# What the exercise asks
The data below needs to be returned exactly, line for line.

# Extracted entries
────────────────────────────────────────

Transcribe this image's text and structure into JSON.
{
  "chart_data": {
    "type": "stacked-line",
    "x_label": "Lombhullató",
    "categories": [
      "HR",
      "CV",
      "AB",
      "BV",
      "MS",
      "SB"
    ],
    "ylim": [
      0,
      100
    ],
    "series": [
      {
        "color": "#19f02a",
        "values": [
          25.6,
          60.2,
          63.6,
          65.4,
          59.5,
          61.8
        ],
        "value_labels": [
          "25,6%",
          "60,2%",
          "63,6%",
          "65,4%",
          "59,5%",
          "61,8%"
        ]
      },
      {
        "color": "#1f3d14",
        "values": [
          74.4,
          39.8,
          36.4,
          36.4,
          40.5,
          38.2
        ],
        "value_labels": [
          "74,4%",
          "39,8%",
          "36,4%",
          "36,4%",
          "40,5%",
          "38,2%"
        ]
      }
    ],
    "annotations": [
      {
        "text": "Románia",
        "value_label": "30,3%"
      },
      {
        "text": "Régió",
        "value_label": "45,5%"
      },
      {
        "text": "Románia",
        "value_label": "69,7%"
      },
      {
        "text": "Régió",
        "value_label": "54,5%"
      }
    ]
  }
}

────────────────────────────────────────

# Problem solution
Transcribe this image's text and structure into JSON.
{
  "chart_data": {
    "type": "stacked-line",
    "x_label": "Lombhullató",
    "categories": [
      "HR",
      "CV",
      "AB",
      "BV",
      "MS",
      "SB"
    ],
    "ylim": [
      0,
      100
    ],
    "series": [
      {
        "color": "#19f02a",
        "values": [
          25.6,
          60.2,
          63.6,
          65.4,
          59.5,
          61.8
        ],
        "value_labels": [
          "25,6%",
          "60,2%",
          "63,6%",
          "65,4%",
          "59,5%",
          "61,8%"
        ]
      },
      {
        "color": "#1f3d14",
        "values": [
          74.4,
          39.8,
          36.4,
          36.4,
          40.5,
          38.2
        ],
        "value_labels": [
          "74,4%",
          "39,8%",
          "36,4%",
          "36,4%",
          "40,5%",
          "38,2%"
        ]
      }
    ],
    "annotations": [
      {
        "text": "Románia",
        "value_label": "30,3%"
      },
      {
        "text": "Régió",
        "value_label": "45,5%"
      },
      {
        "text": "Románia",
        "value_label": "69,7%"
      },
      {
        "text": "Régió",
        "value_label": "54,5%"
      }
    ]
  }
}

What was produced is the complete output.